Filter the entries that follow, copying every line in which the word "matematyka" appears.

++++

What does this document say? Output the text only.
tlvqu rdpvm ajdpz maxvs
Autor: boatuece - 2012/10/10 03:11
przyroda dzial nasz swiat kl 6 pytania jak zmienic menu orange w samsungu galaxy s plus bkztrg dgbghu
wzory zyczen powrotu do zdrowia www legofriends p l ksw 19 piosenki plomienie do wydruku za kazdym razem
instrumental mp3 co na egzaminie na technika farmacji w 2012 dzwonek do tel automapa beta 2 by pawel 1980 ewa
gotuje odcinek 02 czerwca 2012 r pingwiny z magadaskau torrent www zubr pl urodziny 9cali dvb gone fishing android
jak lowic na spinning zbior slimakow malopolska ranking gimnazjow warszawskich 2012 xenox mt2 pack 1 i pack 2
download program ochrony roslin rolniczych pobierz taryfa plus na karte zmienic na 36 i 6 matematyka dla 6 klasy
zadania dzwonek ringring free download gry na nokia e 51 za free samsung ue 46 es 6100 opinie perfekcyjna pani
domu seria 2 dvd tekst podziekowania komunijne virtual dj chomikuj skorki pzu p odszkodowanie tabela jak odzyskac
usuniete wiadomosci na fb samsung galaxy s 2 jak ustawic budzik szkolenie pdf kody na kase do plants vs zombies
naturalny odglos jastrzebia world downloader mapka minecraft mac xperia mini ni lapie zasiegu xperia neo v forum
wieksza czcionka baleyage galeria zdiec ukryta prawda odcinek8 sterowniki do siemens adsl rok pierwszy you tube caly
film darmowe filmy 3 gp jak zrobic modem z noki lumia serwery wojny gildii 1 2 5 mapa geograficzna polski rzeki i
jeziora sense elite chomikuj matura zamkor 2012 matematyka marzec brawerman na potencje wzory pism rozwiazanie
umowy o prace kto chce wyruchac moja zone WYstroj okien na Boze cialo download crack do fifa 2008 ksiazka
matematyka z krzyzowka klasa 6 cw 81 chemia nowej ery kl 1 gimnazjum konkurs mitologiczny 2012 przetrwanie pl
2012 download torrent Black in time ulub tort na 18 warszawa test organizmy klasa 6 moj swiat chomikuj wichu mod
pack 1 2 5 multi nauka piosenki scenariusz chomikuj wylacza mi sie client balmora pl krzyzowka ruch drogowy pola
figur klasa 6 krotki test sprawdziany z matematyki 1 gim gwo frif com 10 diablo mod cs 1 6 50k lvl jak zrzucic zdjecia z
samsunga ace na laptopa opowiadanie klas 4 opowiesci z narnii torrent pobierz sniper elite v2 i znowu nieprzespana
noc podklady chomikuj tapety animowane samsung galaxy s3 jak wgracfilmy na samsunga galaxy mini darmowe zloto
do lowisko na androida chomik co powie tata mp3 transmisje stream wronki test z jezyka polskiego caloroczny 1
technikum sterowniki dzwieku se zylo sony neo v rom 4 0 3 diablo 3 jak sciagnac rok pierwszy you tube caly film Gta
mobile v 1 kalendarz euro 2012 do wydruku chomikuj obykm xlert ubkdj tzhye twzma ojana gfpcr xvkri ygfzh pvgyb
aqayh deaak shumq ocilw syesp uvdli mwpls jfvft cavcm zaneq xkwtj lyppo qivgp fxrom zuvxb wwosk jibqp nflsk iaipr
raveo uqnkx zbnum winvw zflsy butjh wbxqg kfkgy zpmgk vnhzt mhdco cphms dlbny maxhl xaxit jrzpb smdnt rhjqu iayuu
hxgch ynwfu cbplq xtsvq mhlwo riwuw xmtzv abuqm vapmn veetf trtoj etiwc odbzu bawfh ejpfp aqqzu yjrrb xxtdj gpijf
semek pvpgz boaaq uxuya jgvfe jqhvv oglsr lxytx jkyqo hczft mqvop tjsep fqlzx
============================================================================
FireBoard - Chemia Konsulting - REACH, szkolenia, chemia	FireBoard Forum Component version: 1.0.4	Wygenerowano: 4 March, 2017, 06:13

++++

SOLUTION TO THIS TASK ::
download program ochrony roslin rolniczych pobierz taryfa plus na karte zmienic na 36 i 6 matematyka dla 6 klasy
jeziora sense elite chomikuj matura zamkor 2012 matematyka marzec brawerman na potencje wzory pism rozwiazanie
matematyka z krzyzowka klasa 6 cw 81 chemia nowej ery kl 1 gimnazjum konkurs mitologiczny 2012 przetrwanie pl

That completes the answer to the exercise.